• **Entries provided**
_ _ _ _ _

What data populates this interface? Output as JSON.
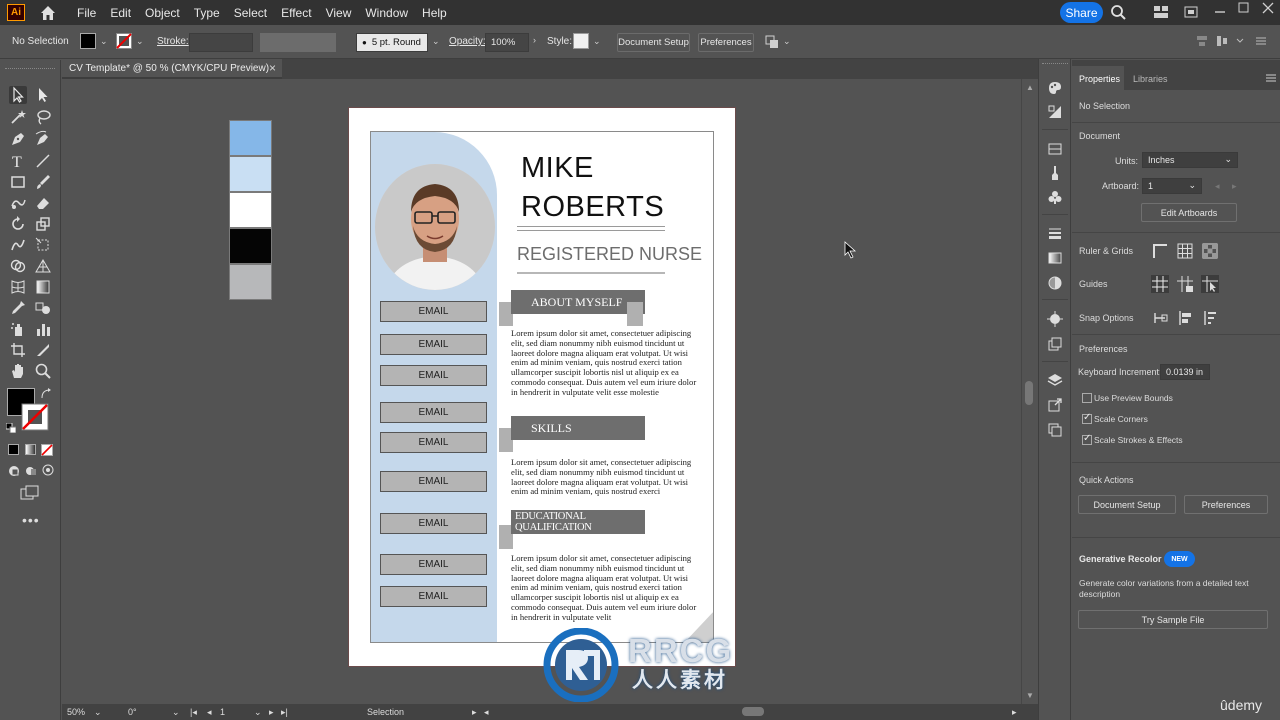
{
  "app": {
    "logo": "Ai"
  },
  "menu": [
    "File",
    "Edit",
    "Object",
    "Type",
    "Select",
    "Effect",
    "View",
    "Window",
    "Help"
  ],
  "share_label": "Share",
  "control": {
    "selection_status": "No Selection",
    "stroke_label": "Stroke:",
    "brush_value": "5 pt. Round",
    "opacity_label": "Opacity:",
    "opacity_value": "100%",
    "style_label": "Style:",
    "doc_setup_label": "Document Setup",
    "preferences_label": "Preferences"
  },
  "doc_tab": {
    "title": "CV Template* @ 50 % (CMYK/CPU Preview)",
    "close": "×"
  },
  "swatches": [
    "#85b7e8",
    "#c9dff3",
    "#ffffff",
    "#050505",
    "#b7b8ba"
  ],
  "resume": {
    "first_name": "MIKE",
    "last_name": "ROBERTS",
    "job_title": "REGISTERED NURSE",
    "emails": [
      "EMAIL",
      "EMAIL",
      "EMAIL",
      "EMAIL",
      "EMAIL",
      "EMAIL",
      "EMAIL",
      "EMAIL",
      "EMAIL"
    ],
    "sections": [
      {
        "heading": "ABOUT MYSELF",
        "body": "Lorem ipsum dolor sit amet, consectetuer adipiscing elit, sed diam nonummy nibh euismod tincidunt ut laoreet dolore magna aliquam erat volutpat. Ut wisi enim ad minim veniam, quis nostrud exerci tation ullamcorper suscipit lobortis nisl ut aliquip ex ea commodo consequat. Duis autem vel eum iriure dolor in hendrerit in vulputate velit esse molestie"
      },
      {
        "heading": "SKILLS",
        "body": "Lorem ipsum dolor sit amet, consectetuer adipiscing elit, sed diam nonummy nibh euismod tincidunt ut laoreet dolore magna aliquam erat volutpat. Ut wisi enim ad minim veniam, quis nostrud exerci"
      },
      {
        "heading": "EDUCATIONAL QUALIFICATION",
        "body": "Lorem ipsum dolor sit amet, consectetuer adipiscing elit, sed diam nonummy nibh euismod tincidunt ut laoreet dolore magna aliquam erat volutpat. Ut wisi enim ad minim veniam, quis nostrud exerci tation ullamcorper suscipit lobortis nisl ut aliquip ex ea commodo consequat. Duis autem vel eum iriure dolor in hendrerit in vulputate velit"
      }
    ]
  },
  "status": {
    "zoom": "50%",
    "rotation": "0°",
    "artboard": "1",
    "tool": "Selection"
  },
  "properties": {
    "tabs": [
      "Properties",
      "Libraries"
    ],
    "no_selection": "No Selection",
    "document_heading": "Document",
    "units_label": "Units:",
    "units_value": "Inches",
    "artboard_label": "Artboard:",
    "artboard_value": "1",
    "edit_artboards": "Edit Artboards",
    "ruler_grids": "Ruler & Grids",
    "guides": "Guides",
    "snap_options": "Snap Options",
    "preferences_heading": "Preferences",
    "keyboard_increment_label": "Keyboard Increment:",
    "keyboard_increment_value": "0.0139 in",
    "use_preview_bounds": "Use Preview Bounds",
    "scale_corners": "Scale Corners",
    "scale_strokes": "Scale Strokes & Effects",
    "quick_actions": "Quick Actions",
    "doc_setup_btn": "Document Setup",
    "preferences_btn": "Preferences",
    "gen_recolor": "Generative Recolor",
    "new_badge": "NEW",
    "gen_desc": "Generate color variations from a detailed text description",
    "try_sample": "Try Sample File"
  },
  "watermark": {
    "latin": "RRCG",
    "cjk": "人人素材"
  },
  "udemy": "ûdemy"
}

_ _ _ _ _

Tally the lines of the records holding the word "vulputate", then give only the resulting number.

2